**** GIVEN ENTRIES ****

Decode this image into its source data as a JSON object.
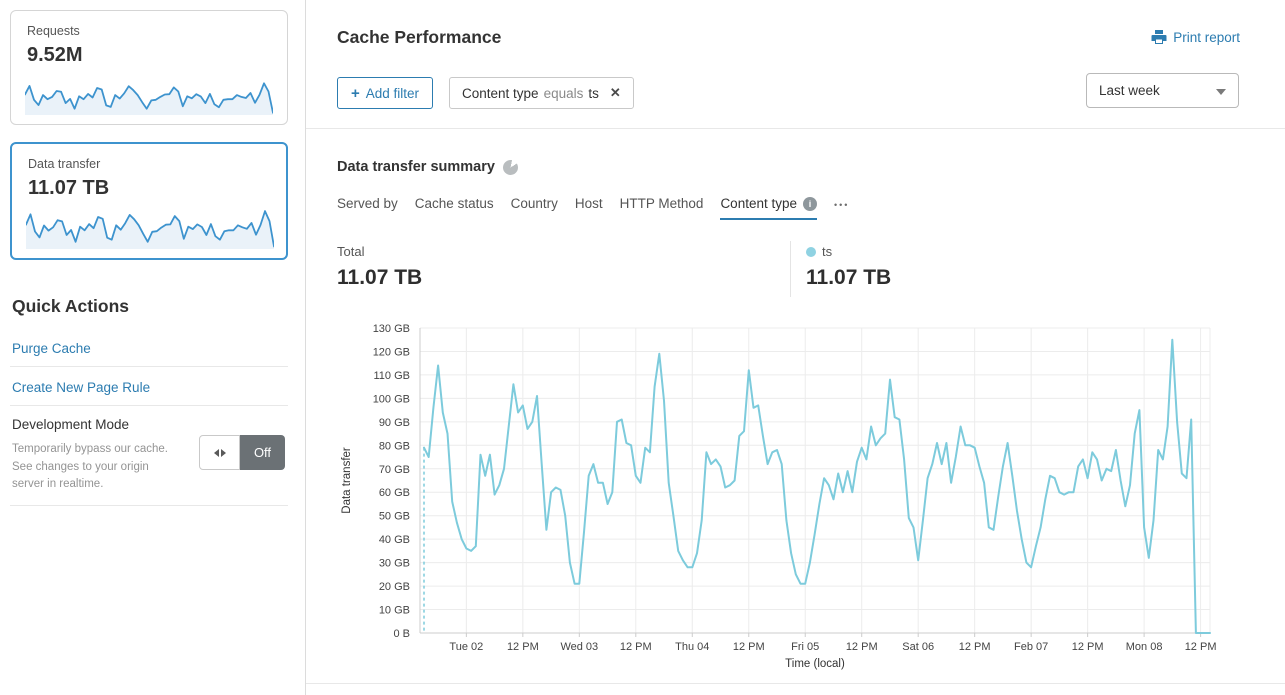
{
  "colors": {
    "accent_blue": "#2c7cb0",
    "sparkline_stroke": "#3d93ce",
    "sparkline_fill": "#eaf2f9",
    "series_line": "#7dcbdc",
    "legend_dot": "#8fd2e2",
    "selected_card_border": "#3d93ce",
    "toggle_off_bg": "#6b7175",
    "grid": "#ececec",
    "axis": "#cccccc"
  },
  "sidebar": {
    "cards": [
      {
        "label": "Requests",
        "value": "9.52M",
        "sparkline": [
          66,
          95,
          48,
          30,
          64,
          50,
          58,
          78,
          75,
          37,
          51,
          18,
          60,
          50,
          68,
          56,
          88,
          83,
          29,
          24,
          64,
          52,
          70,
          94,
          81,
          64,
          40,
          18,
          46,
          48,
          58,
          66,
          67,
          90,
          76,
          26,
          60,
          53,
          67,
          59,
          37,
          68,
          33,
          23,
          48,
          50,
          50,
          64,
          58,
          54,
          71,
          38,
          65,
          104,
          76,
          4
        ]
      },
      {
        "label": "Data transfer",
        "value": "11.07 TB",
        "selected": true,
        "sparkline": [
          79,
          114,
          56,
          36,
          76,
          59,
          70,
          94,
          90,
          44,
          61,
          21,
          72,
          60,
          81,
          67,
          105,
          99,
          35,
          28,
          77,
          62,
          84,
          112,
          97,
          77,
          48,
          21,
          55,
          57,
          69,
          79,
          80,
          108,
          91,
          31,
          72,
          64,
          80,
          71,
          44,
          81,
          40,
          28,
          57,
          60,
          60,
          77,
          70,
          65,
          85,
          45,
          78,
          125,
          91,
          5
        ]
      }
    ],
    "quick_actions": {
      "title": "Quick Actions",
      "links": [
        "Purge Cache",
        "Create New Page Rule"
      ],
      "dev_mode": {
        "title": "Development Mode",
        "description": "Temporarily bypass our cache. See changes to your origin server in realtime.",
        "toggle_state": "Off"
      }
    }
  },
  "header": {
    "title": "Cache Performance",
    "print_label": "Print report",
    "add_filter_label": "Add filter",
    "add_filter_plus": "+",
    "filter_chip": {
      "field": "Content type",
      "operator": "equals",
      "value": "ts",
      "close": "✕"
    },
    "time_range": "Last week"
  },
  "summary": {
    "title": "Data transfer summary",
    "tabs": [
      {
        "label": "Served by"
      },
      {
        "label": "Cache status"
      },
      {
        "label": "Country"
      },
      {
        "label": "Host"
      },
      {
        "label": "HTTP Method"
      },
      {
        "label": "Content type",
        "active": true,
        "info": true
      }
    ],
    "more_label": "•••",
    "total": {
      "label": "Total",
      "value": "11.07 TB"
    },
    "legend": {
      "label": "ts",
      "value": "11.07 TB",
      "color": "#8fd2e2"
    }
  },
  "chart_data": {
    "type": "line",
    "title": "Data transfer summary",
    "xlabel": "Time (local)",
    "ylabel": "Data transfer",
    "ylim": [
      0,
      130
    ],
    "grid": true,
    "y_tick_labels": [
      "0 B",
      "10 GB",
      "20 GB",
      "30 GB",
      "40 GB",
      "50 GB",
      "60 GB",
      "70 GB",
      "80 GB",
      "90 GB",
      "100 GB",
      "110 GB",
      "120 GB",
      "130 GB"
    ],
    "x_ticks": [
      {
        "i": 9,
        "label": "Tue 02"
      },
      {
        "i": 21,
        "label": "12 PM"
      },
      {
        "i": 33,
        "label": "Wed 03"
      },
      {
        "i": 45,
        "label": "12 PM"
      },
      {
        "i": 57,
        "label": "Thu 04"
      },
      {
        "i": 69,
        "label": "12 PM"
      },
      {
        "i": 81,
        "label": "Fri 05"
      },
      {
        "i": 93,
        "label": "12 PM"
      },
      {
        "i": 105,
        "label": "Sat 06"
      },
      {
        "i": 117,
        "label": "12 PM"
      },
      {
        "i": 129,
        "label": "Feb 07"
      },
      {
        "i": 141,
        "label": "12 PM"
      },
      {
        "i": 153,
        "label": "Mon 08"
      },
      {
        "i": 165,
        "label": "12 PM"
      }
    ],
    "dashed_start": true,
    "series": [
      {
        "name": "ts",
        "unit": "GB",
        "color": "#7dcbdc",
        "values": [
          79,
          75,
          96,
          114,
          94,
          85,
          56,
          47,
          40,
          36,
          35,
          37,
          76,
          67,
          76,
          59,
          63,
          70,
          88,
          106,
          94,
          97,
          87,
          90,
          101,
          72,
          44,
          60,
          62,
          61,
          50,
          30,
          21,
          21,
          43,
          67,
          72,
          64,
          64,
          55,
          60,
          90,
          91,
          81,
          80,
          67,
          64,
          79,
          77,
          105,
          119,
          99,
          64,
          50,
          35,
          31,
          28,
          28,
          34,
          48,
          77,
          72,
          74,
          71,
          62,
          63,
          65,
          84,
          86,
          112,
          96,
          97,
          84,
          72,
          77,
          78,
          72,
          48,
          34,
          25,
          21,
          21,
          30,
          42,
          55,
          66,
          63,
          57,
          68,
          60,
          69,
          60,
          73,
          79,
          74,
          88,
          80,
          83,
          85,
          108,
          92,
          91,
          74,
          49,
          45,
          31,
          48,
          66,
          72,
          81,
          72,
          81,
          64,
          75,
          88,
          80,
          80,
          79,
          71,
          64,
          45,
          44,
          58,
          71,
          81,
          67,
          52,
          40,
          30,
          28,
          37,
          45,
          57,
          67,
          66,
          60,
          59,
          60,
          60,
          71,
          74,
          66,
          77,
          74,
          65,
          70,
          69,
          78,
          65,
          54,
          63,
          85,
          95,
          45,
          32,
          48,
          78,
          74,
          88,
          125,
          90,
          68,
          66,
          91,
          0,
          0,
          0,
          0
        ]
      }
    ]
  }
}
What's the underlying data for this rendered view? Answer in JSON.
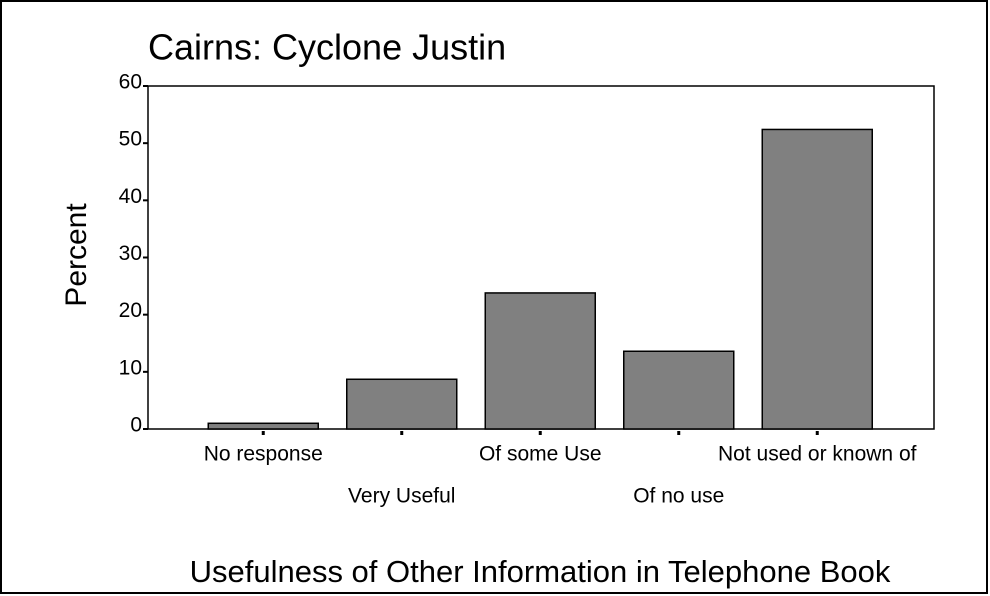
{
  "chart_data": {
    "type": "bar",
    "title": "Cairns: Cyclone Justin",
    "y_label": "Percent",
    "x_label": "Usefulness of Other Information in Telephone Book",
    "categories": [
      "No response",
      "Very Useful",
      "Of some Use",
      "Of no use",
      "Not used or known of"
    ],
    "values": [
      1.0,
      8.7,
      23.8,
      13.6,
      52.4
    ],
    "color": "#808080",
    "ylim": [
      0,
      60
    ],
    "yticks": [
      0,
      10,
      20,
      30,
      40,
      50,
      60
    ]
  }
}
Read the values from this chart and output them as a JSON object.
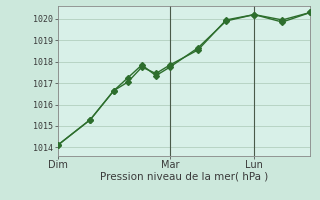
{
  "xlabel": "Pression niveau de la mer( hPa )",
  "bg_color": "#cce8dc",
  "plot_bg_color": "#d8f0e8",
  "grid_color": "#b8d4c4",
  "line_color": "#2d6e2d",
  "axis_color": "#3a3a3a",
  "ylim": [
    1013.6,
    1020.6
  ],
  "xlim": [
    0,
    108
  ],
  "yticks": [
    1014,
    1015,
    1016,
    1017,
    1018,
    1019,
    1020
  ],
  "day_labels": [
    "Dim",
    "Mar",
    "Lun"
  ],
  "day_positions": [
    0,
    48,
    84
  ],
  "vline_positions": [
    48,
    84
  ],
  "series1_x": [
    0,
    14,
    24,
    30,
    36,
    42,
    48,
    60,
    72,
    84,
    96,
    108
  ],
  "series1_y": [
    1014.1,
    1015.3,
    1016.65,
    1017.05,
    1017.75,
    1017.45,
    1017.85,
    1018.55,
    1019.95,
    1020.2,
    1019.85,
    1020.3
  ],
  "series2_x": [
    0,
    14,
    24,
    30,
    36,
    42,
    48,
    60,
    72,
    84,
    96,
    108
  ],
  "series2_y": [
    1014.1,
    1015.3,
    1016.65,
    1017.25,
    1017.85,
    1017.35,
    1017.75,
    1018.65,
    1019.9,
    1020.2,
    1019.95,
    1020.3
  ],
  "marker_size": 3,
  "linewidth": 1.0,
  "tick_fontsize": 6,
  "xlabel_fontsize": 7.5,
  "xtick_fontsize": 7
}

****

YOUR OBJECTIVE :: Pictures do not go in the copy. Write out exactly the lines from the line containing "Read the values" through the last line of the listing.

OUTPUT OF THE TASK ::
Read the values from this chart and output them as a JSON object.
{
  "xlabel": "Pression niveau de la mer( hPa )",
  "bg_color": "#cce8dc",
  "plot_bg_color": "#d8f0e8",
  "grid_color": "#b8d4c4",
  "line_color": "#2d6e2d",
  "axis_color": "#3a3a3a",
  "ylim": [
    1013.6,
    1020.6
  ],
  "xlim": [
    0,
    108
  ],
  "yticks": [
    1014,
    1015,
    1016,
    1017,
    1018,
    1019,
    1020
  ],
  "day_labels": [
    "Dim",
    "Mar",
    "Lun"
  ],
  "day_positions": [
    0,
    48,
    84
  ],
  "vline_positions": [
    48,
    84
  ],
  "series1_x": [
    0,
    14,
    24,
    30,
    36,
    42,
    48,
    60,
    72,
    84,
    96,
    108
  ],
  "series1_y": [
    1014.1,
    1015.3,
    1016.65,
    1017.05,
    1017.75,
    1017.45,
    1017.85,
    1018.55,
    1019.95,
    1020.2,
    1019.85,
    1020.3
  ],
  "series2_x": [
    0,
    14,
    24,
    30,
    36,
    42,
    48,
    60,
    72,
    84,
    96,
    108
  ],
  "series2_y": [
    1014.1,
    1015.3,
    1016.65,
    1017.25,
    1017.85,
    1017.35,
    1017.75,
    1018.65,
    1019.9,
    1020.2,
    1019.95,
    1020.3
  ],
  "marker_size": 3,
  "linewidth": 1.0,
  "tick_fontsize": 6,
  "xlabel_fontsize": 7.5,
  "xtick_fontsize": 7
}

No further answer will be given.